Records for this task:
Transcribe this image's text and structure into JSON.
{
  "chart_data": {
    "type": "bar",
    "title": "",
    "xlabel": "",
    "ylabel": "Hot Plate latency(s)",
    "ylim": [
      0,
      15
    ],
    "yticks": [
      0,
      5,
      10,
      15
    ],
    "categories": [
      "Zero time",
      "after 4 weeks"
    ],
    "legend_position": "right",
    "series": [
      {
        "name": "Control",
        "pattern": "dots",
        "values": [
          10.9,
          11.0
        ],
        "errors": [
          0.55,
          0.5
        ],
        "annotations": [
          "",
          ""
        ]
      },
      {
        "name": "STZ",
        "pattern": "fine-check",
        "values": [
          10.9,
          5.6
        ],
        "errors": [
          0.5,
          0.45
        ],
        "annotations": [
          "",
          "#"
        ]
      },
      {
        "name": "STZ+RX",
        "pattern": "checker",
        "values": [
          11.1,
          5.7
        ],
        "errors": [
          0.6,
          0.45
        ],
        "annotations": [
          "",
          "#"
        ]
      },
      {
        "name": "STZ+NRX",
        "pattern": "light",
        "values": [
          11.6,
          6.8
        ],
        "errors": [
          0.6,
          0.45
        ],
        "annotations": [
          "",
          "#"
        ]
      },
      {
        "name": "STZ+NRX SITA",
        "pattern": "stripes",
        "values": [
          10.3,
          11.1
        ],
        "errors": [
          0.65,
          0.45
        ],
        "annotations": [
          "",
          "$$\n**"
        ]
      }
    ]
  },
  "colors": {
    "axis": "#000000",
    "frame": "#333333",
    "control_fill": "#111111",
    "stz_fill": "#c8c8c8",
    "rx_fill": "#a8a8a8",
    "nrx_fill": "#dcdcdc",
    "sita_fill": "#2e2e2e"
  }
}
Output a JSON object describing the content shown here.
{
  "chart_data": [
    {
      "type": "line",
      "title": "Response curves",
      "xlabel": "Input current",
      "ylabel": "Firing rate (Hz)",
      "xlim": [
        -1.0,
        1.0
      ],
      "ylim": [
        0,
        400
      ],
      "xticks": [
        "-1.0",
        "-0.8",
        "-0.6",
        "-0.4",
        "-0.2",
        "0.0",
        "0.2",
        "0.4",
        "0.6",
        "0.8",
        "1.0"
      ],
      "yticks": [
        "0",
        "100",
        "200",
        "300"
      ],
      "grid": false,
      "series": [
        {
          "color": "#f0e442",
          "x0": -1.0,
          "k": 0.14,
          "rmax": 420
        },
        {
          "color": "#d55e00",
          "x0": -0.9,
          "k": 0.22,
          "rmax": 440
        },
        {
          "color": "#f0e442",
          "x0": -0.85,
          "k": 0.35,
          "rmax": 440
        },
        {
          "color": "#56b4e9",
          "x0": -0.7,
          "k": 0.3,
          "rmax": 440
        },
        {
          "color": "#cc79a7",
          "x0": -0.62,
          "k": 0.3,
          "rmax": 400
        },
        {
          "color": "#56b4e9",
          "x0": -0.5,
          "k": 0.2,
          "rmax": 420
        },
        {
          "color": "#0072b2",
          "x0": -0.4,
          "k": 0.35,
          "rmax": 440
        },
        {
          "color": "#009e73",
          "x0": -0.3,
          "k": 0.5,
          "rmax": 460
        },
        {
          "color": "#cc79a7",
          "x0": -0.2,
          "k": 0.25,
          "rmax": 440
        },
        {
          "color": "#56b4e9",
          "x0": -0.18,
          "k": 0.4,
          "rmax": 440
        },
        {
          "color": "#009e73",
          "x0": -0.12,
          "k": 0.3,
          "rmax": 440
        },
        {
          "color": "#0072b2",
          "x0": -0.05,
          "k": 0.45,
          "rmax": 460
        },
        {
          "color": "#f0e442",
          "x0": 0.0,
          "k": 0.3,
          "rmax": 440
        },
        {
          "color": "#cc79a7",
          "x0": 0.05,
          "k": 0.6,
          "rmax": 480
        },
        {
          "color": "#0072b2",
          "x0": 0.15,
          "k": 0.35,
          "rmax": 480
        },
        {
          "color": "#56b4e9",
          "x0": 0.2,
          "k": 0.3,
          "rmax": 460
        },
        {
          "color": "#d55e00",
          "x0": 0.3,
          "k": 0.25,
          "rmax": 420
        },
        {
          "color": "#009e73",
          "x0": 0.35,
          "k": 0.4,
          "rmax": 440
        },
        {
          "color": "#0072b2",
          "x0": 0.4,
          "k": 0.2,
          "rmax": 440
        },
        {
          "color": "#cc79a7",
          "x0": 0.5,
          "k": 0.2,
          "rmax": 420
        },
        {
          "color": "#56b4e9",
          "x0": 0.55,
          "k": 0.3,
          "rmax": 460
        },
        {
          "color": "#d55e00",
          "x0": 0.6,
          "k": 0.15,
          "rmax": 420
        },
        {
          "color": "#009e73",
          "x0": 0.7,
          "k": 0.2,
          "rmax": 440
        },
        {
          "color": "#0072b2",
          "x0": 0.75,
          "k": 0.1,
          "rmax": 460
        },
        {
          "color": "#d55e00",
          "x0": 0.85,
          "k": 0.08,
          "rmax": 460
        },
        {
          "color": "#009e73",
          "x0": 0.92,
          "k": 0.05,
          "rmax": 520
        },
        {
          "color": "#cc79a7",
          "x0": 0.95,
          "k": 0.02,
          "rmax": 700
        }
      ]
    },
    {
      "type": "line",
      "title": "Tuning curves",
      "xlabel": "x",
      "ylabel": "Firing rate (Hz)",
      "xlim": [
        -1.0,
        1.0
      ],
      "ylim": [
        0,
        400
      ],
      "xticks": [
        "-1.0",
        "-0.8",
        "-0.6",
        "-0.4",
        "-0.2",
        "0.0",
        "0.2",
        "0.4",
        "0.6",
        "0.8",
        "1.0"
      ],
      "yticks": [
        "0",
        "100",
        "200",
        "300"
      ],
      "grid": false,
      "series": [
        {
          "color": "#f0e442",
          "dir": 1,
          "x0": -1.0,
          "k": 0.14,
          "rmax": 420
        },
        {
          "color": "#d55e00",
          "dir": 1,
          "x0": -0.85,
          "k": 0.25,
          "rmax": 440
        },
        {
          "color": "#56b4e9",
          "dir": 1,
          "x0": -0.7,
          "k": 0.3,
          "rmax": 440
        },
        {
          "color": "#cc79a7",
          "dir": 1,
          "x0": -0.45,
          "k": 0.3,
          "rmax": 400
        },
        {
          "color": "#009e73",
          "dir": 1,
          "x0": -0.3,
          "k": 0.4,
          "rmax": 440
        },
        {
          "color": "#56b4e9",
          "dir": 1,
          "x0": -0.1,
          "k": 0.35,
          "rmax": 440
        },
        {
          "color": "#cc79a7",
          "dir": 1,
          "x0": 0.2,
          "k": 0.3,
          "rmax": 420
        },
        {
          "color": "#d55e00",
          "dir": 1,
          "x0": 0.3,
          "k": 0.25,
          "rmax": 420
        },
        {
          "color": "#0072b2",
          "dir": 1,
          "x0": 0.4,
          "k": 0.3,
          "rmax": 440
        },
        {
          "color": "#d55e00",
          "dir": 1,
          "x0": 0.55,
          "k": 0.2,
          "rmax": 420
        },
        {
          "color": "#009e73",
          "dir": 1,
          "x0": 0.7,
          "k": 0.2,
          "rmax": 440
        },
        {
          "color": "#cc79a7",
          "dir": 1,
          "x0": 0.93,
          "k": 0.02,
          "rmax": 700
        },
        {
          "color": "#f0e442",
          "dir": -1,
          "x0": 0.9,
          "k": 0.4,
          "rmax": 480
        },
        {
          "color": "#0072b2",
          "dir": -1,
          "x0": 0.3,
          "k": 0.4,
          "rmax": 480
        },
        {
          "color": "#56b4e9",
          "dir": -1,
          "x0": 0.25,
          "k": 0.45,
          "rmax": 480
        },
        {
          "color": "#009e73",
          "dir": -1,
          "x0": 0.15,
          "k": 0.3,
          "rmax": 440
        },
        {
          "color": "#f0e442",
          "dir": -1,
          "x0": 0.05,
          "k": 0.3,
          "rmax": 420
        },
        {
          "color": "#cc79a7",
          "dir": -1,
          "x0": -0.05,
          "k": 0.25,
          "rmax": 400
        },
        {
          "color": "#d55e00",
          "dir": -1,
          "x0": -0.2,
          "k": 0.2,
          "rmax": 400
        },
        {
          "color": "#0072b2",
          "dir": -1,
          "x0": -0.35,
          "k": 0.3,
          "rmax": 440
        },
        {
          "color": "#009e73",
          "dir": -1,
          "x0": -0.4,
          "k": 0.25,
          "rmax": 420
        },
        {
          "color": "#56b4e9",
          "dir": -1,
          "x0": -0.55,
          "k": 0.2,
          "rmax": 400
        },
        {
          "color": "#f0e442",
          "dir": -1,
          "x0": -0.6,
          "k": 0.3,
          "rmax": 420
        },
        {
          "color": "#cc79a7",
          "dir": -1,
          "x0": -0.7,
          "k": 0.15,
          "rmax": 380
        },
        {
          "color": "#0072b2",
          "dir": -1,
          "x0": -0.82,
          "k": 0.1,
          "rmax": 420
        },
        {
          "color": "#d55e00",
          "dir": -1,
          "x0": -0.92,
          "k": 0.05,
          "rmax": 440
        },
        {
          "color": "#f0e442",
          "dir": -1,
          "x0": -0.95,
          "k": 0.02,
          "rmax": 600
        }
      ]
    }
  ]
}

Set problem:
Pull out all lines from the entries above in which the word "JSON" appears.

Complete answer:
Transcribe this image's text and structure into JSON.
Output a JSON object describing the content shown here.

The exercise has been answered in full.